» **THE INPUT**
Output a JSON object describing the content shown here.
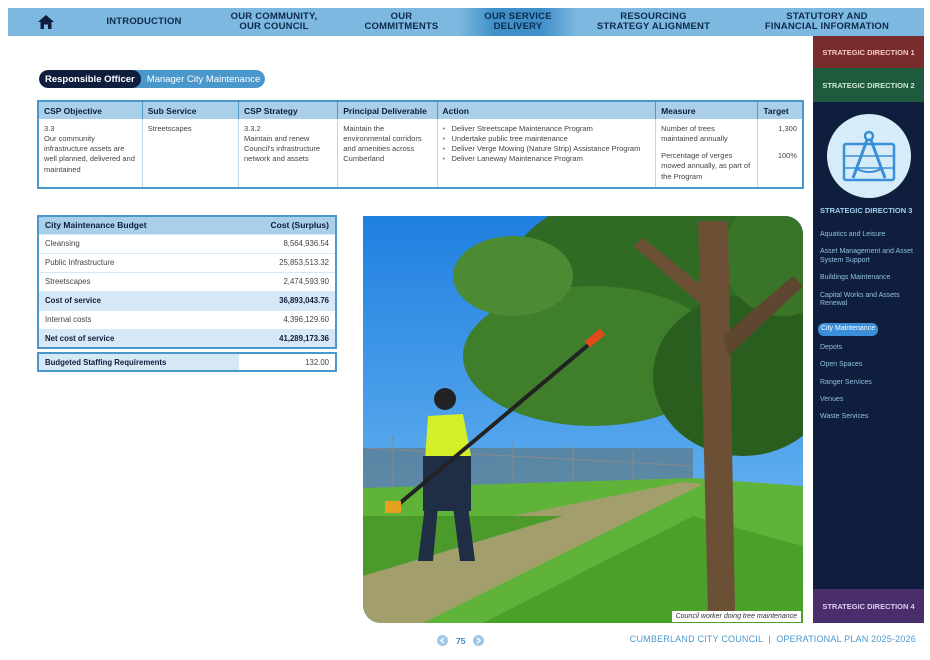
{
  "nav": {
    "items": [
      {
        "label": "INTRODUCTION",
        "active": false
      },
      {
        "label": "OUR COMMUNITY,\nOUR COUNCIL",
        "active": false
      },
      {
        "label": "OUR\nCOMMITMENTS",
        "active": false
      },
      {
        "label": "OUR SERVICE\nDELIVERY",
        "active": true
      },
      {
        "label": "RESOURCING\nSTRATEGY ALIGNMENT",
        "active": false
      },
      {
        "label": "STATUTORY AND\nFINANCIAL INFORMATION",
        "active": false
      }
    ],
    "home_icon": "home-icon"
  },
  "officer": {
    "label": "Responsible Officer",
    "value": "Manager City Maintenance"
  },
  "csp_table": {
    "headers": [
      "CSP Objective",
      "Sub Service",
      "CSP Strategy",
      "Principal Deliverable",
      "Action",
      "Measure",
      "Target"
    ],
    "objective": "3.3\nOur community infrastructure assets are well planned, delivered and maintained",
    "sub_service": "Streetscapes",
    "strategy": "3.3.2\nMaintain and renew Council's infrastructure network and assets",
    "deliverable": "Maintain the environmental corridors and amenities across Cumberland",
    "actions": [
      "Deliver Streetscape Maintenance Program",
      "Undertake public tree maintenance",
      "Deliver Verge Mowing (Nature Strip) Assistance Program",
      "Deliver Laneway Maintenance Program"
    ],
    "measures": [
      "Number of trees maintained annually",
      "Percentage of verges mowed annually, as part of the Program"
    ],
    "targets": [
      "1,300",
      "100%"
    ]
  },
  "budget": {
    "header_label": "City Maintenance Budget",
    "header_value": "Cost (Surplus)",
    "rows": [
      {
        "label": "Cleansing",
        "value": "8,564,936.54",
        "total": false
      },
      {
        "label": "Public Infrastructure",
        "value": "25,853,513.32",
        "total": false
      },
      {
        "label": "Streetscapes",
        "value": "2,474,593.90",
        "total": false
      },
      {
        "label": "Cost of service",
        "value": "36,893,043.76",
        "total": true
      },
      {
        "label": "Internal costs",
        "value": "4,396,129.60",
        "total": false
      },
      {
        "label": "Net cost of service",
        "value": "41,289,173.36",
        "total": true
      }
    ]
  },
  "staffing": {
    "label": "Budgeted Staffing Requirements",
    "value": "132.00"
  },
  "photo": {
    "caption": "Council worker doing tree maintenance"
  },
  "sidebar": {
    "dir1": "STRATEGIC DIRECTION 1",
    "dir2": "STRATEGIC DIRECTION 2",
    "dir3": "STRATEGIC DIRECTION 3",
    "dir4": "STRATEGIC DIRECTION 4",
    "items": [
      {
        "label": "Aquatics and Leisure",
        "active": false
      },
      {
        "label": "Asset Management and Asset System Support",
        "active": false
      },
      {
        "label": "Buildings Maintenance",
        "active": false
      },
      {
        "label": "Capital Works and Assets Renewal",
        "active": false
      },
      {
        "label": "City Maintenance",
        "active": true
      },
      {
        "label": "Depots",
        "active": false
      },
      {
        "label": "Open Spaces",
        "active": false
      },
      {
        "label": "Ranger Services",
        "active": false
      },
      {
        "label": "Venues",
        "active": false
      },
      {
        "label": "Waste Services",
        "active": false
      }
    ]
  },
  "footer": {
    "page_number": "75",
    "text": "CUMBERLAND CITY COUNCIL  |  OPERATIONAL PLAN 2025-2026"
  }
}
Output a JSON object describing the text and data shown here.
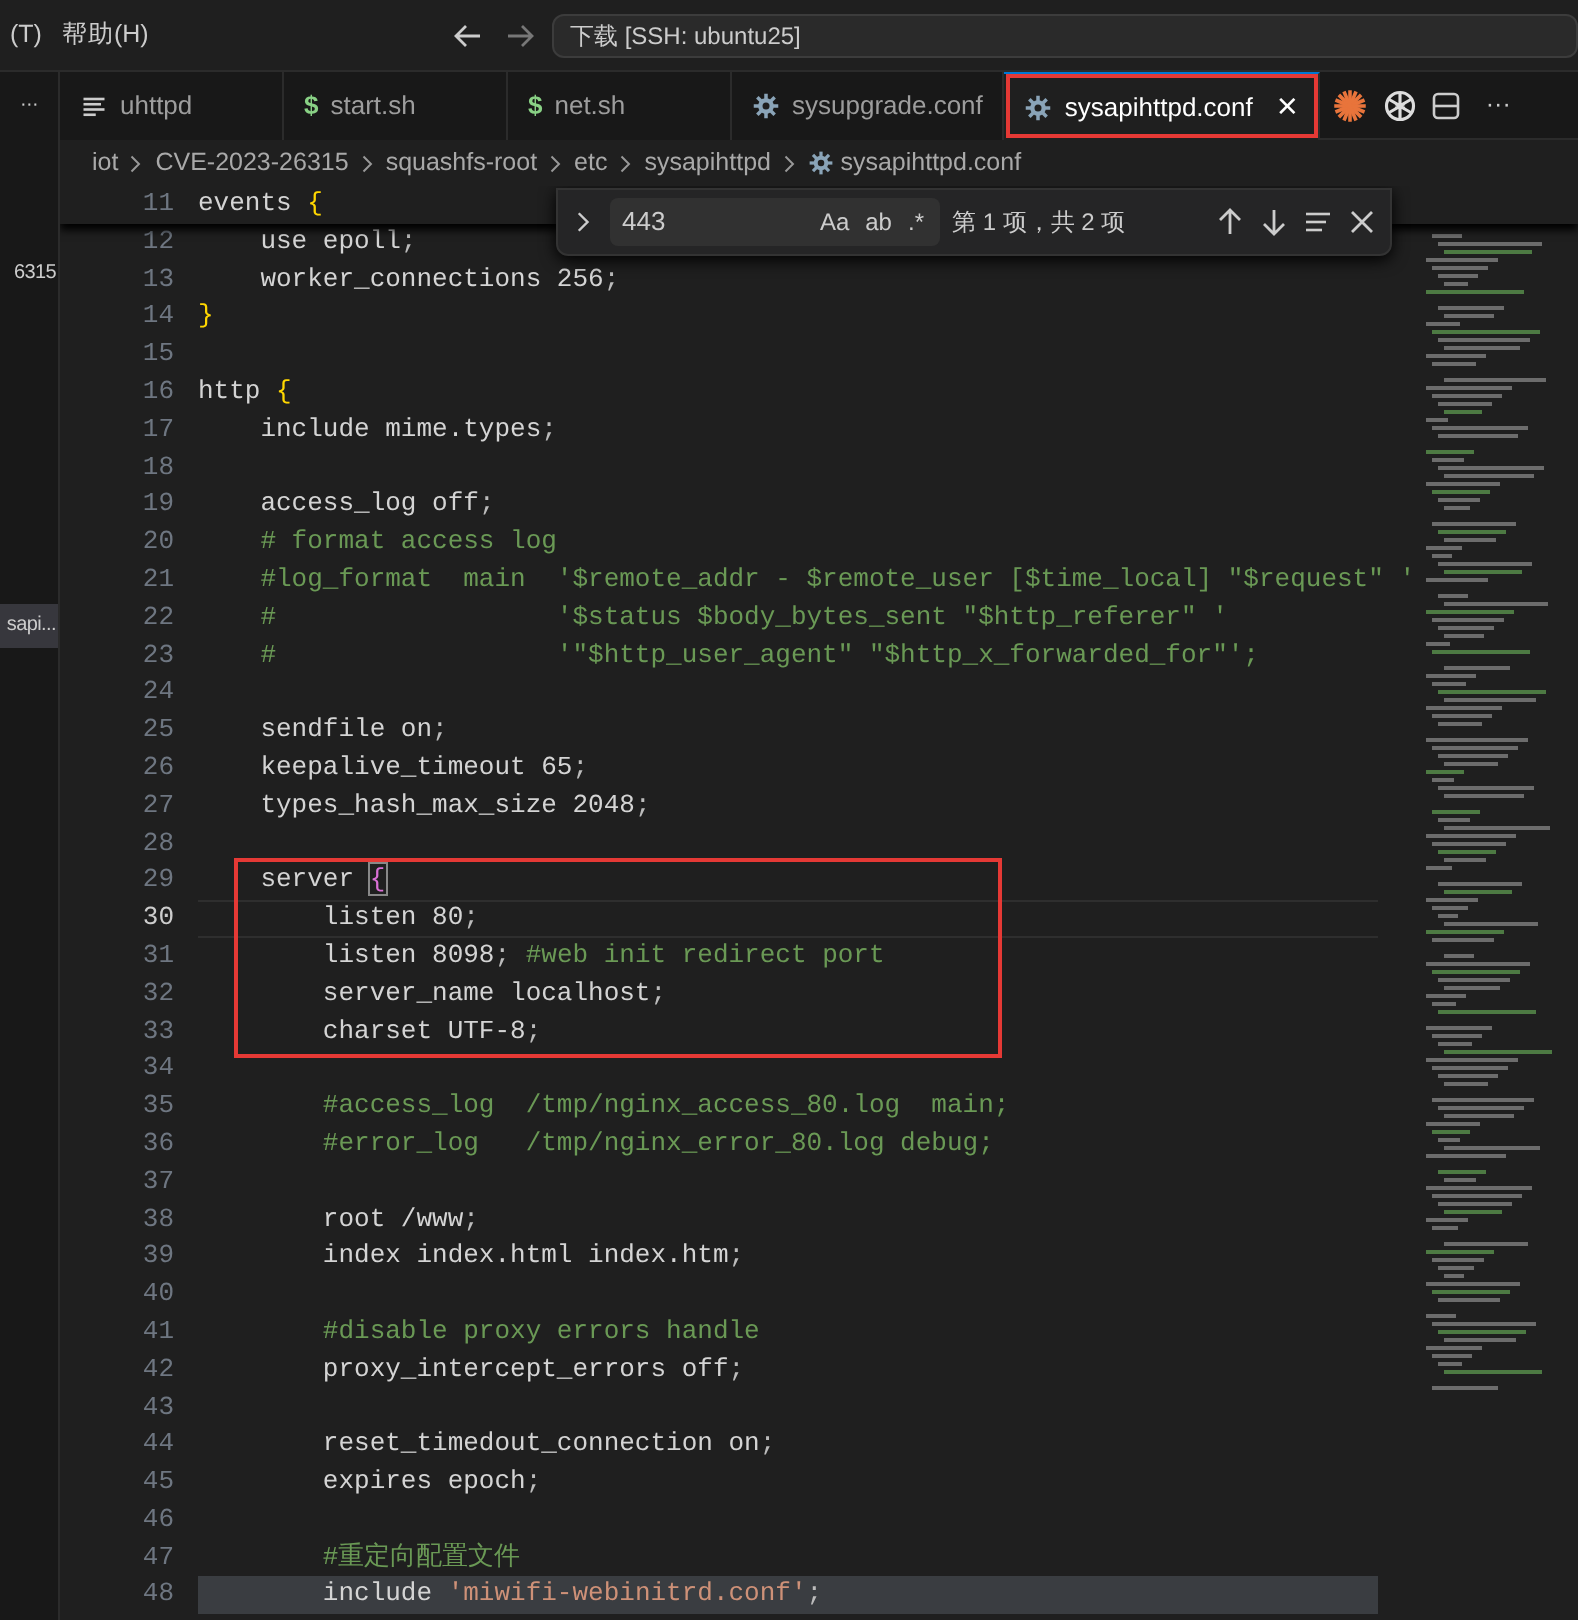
{
  "title_bar": {
    "menus": [
      {
        "label": "(T)"
      },
      {
        "label": "帮助(H)"
      }
    ],
    "command_center": "下载 [SSH: ubuntu25]"
  },
  "explorer": {
    "items": [
      {
        "label": "6315",
        "selected": false
      },
      {
        "label": "sapi...",
        "selected": true
      }
    ]
  },
  "overflow_label": "···",
  "tabs": [
    {
      "label": "uhttpd",
      "kind": "text",
      "selected": false,
      "boxed": false
    },
    {
      "label": "start.sh",
      "kind": "shell",
      "icon_text": "$",
      "selected": false,
      "boxed": false
    },
    {
      "label": "net.sh",
      "kind": "shell",
      "icon_text": "$",
      "selected": false,
      "boxed": false
    },
    {
      "label": "sysupgrade.conf",
      "kind": "config",
      "selected": false,
      "boxed": false
    },
    {
      "label": "sysapihttpd.conf",
      "kind": "config",
      "selected": true,
      "boxed": true,
      "close": "×"
    }
  ],
  "tab_actions": [
    {
      "kind": "burst"
    },
    {
      "kind": "knot"
    },
    {
      "kind": "split"
    },
    {
      "kind": "more",
      "text": "···"
    }
  ],
  "breadcrumb": [
    {
      "label": "iot",
      "kind": "folder"
    },
    {
      "label": "CVE-2023-26315",
      "kind": "folder"
    },
    {
      "label": "squashfs-root",
      "kind": "folder"
    },
    {
      "label": "etc",
      "kind": "folder"
    },
    {
      "label": "sysapihttpd",
      "kind": "folder"
    },
    {
      "label": "sysapihttpd.conf",
      "kind": "config"
    }
  ],
  "find_widget": {
    "query": "443",
    "options": [
      "Aa",
      "ab",
      ".*"
    ],
    "result": "第 1 项，共 2 项"
  },
  "lines": [
    {
      "n": "11",
      "sticky": true,
      "segs": [
        {
          "text": "events ",
          "kind": "plain"
        },
        {
          "text": "{",
          "kind": "brace"
        }
      ]
    },
    {
      "n": "12",
      "segs": [
        {
          "text": "    use epoll",
          "kind": "plain"
        },
        {
          "text": ";",
          "kind": "punct"
        }
      ]
    },
    {
      "n": "13",
      "segs": [
        {
          "text": "    worker_connections 256",
          "kind": "plain"
        },
        {
          "text": ";",
          "kind": "punct"
        }
      ]
    },
    {
      "n": "14",
      "segs": [
        {
          "text": "}",
          "kind": "brace"
        }
      ]
    },
    {
      "n": "15"
    },
    {
      "n": "16",
      "segs": [
        {
          "text": "http ",
          "kind": "plain"
        },
        {
          "text": "{",
          "kind": "brace"
        }
      ]
    },
    {
      "n": "17",
      "segs": [
        {
          "text": "    include mime.types",
          "kind": "plain"
        },
        {
          "text": ";",
          "kind": "punct"
        }
      ]
    },
    {
      "n": "18"
    },
    {
      "n": "19",
      "segs": [
        {
          "text": "    access_log off",
          "kind": "plain"
        },
        {
          "text": ";",
          "kind": "punct"
        }
      ]
    },
    {
      "n": "20",
      "segs": [
        {
          "text": "    # format access log",
          "kind": "comment"
        }
      ]
    },
    {
      "n": "21",
      "segs": [
        {
          "text": "    #log_format  main  '$remote_addr - $remote_user [$time_local] \"$request\" '",
          "kind": "comment"
        }
      ]
    },
    {
      "n": "22",
      "segs": [
        {
          "text": "    #                  '$status $body_bytes_sent \"$http_referer\" '",
          "kind": "comment"
        }
      ]
    },
    {
      "n": "23",
      "segs": [
        {
          "text": "    #                  '\"$http_user_agent\" \"$http_x_forwarded_for\"';",
          "kind": "comment"
        }
      ]
    },
    {
      "n": "24"
    },
    {
      "n": "25",
      "segs": [
        {
          "text": "    sendfile on",
          "kind": "plain"
        },
        {
          "text": ";",
          "kind": "punct"
        }
      ]
    },
    {
      "n": "26",
      "segs": [
        {
          "text": "    keepalive_timeout 65",
          "kind": "plain"
        },
        {
          "text": ";",
          "kind": "punct"
        }
      ]
    },
    {
      "n": "27",
      "segs": [
        {
          "text": "    types_hash_max_size 2048",
          "kind": "plain"
        },
        {
          "text": ";",
          "kind": "punct"
        }
      ]
    },
    {
      "n": "28"
    },
    {
      "n": "29",
      "boxed": true,
      "segs": [
        {
          "text": "    server ",
          "kind": "plain"
        },
        {
          "text": "{",
          "kind": "brace-match"
        }
      ]
    },
    {
      "n": "30",
      "boxed": true,
      "current": true,
      "segs": [
        {
          "text": "        listen 80",
          "kind": "plain"
        },
        {
          "text": ";",
          "kind": "punct"
        }
      ]
    },
    {
      "n": "31",
      "boxed": true,
      "segs": [
        {
          "text": "        listen 8098",
          "kind": "plain"
        },
        {
          "text": "; ",
          "kind": "punct"
        },
        {
          "text": "#web init redirect port",
          "kind": "comment"
        }
      ]
    },
    {
      "n": "32",
      "boxed": true,
      "segs": [
        {
          "text": "        server_name localhost",
          "kind": "plain"
        },
        {
          "text": ";",
          "kind": "punct"
        }
      ]
    },
    {
      "n": "33",
      "boxed": true,
      "segs": [
        {
          "text": "        charset UTF-8",
          "kind": "plain"
        },
        {
          "text": ";",
          "kind": "punct"
        }
      ]
    },
    {
      "n": "34"
    },
    {
      "n": "35",
      "segs": [
        {
          "text": "        #access_log  /tmp/nginx_access_80.log  main;",
          "kind": "comment"
        }
      ]
    },
    {
      "n": "36",
      "segs": [
        {
          "text": "        #error_log   /tmp/nginx_error_80.log debug;",
          "kind": "comment"
        }
      ]
    },
    {
      "n": "37"
    },
    {
      "n": "38",
      "segs": [
        {
          "text": "        root /www",
          "kind": "plain"
        },
        {
          "text": ";",
          "kind": "punct"
        }
      ]
    },
    {
      "n": "39",
      "segs": [
        {
          "text": "        index index.html index.htm",
          "kind": "plain"
        },
        {
          "text": ";",
          "kind": "punct"
        }
      ]
    },
    {
      "n": "40"
    },
    {
      "n": "41",
      "segs": [
        {
          "text": "        #disable proxy errors handle",
          "kind": "comment"
        }
      ]
    },
    {
      "n": "42",
      "segs": [
        {
          "text": "        proxy_intercept_errors off",
          "kind": "plain"
        },
        {
          "text": ";",
          "kind": "punct"
        }
      ]
    },
    {
      "n": "43"
    },
    {
      "n": "44",
      "segs": [
        {
          "text": "        reset_timedout_connection on",
          "kind": "plain"
        },
        {
          "text": ";",
          "kind": "punct"
        }
      ]
    },
    {
      "n": "45",
      "segs": [
        {
          "text": "        expires epoch",
          "kind": "plain"
        },
        {
          "text": ";",
          "kind": "punct"
        }
      ]
    },
    {
      "n": "46"
    },
    {
      "n": "47",
      "segs": [
        {
          "text": "        #重定向配置文件",
          "kind": "comment"
        }
      ]
    },
    {
      "n": "48",
      "highlighted": true,
      "segs": [
        {
          "text": "        include ",
          "kind": "plain"
        },
        {
          "text": "'miwifi-webinitrd.conf'",
          "kind": "string"
        },
        {
          "text": ";",
          "kind": "punct"
        }
      ]
    }
  ]
}
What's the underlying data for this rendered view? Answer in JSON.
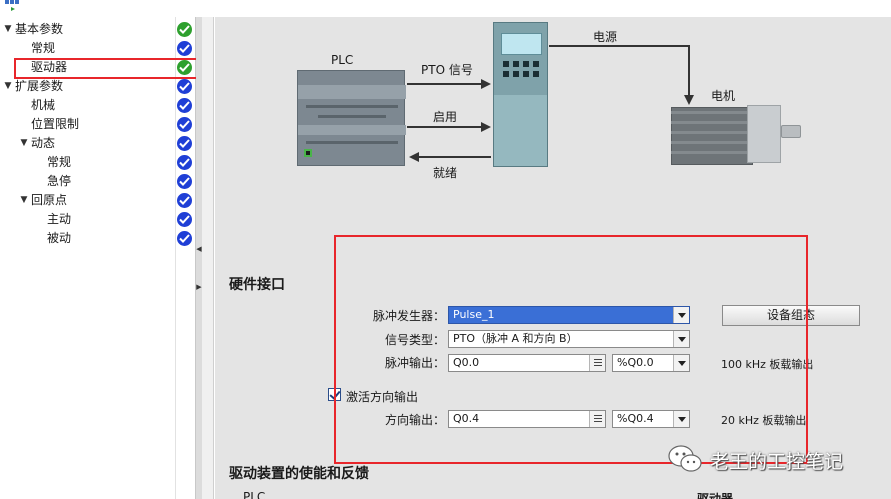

» **EXERCISE TASK**
From the entries above, extract each line containing "Output".

» **SOLUTION TO THIS PROBLEM**
Output a JSON object describing the content shown here.
Output a JSON object describing the text and data shown here.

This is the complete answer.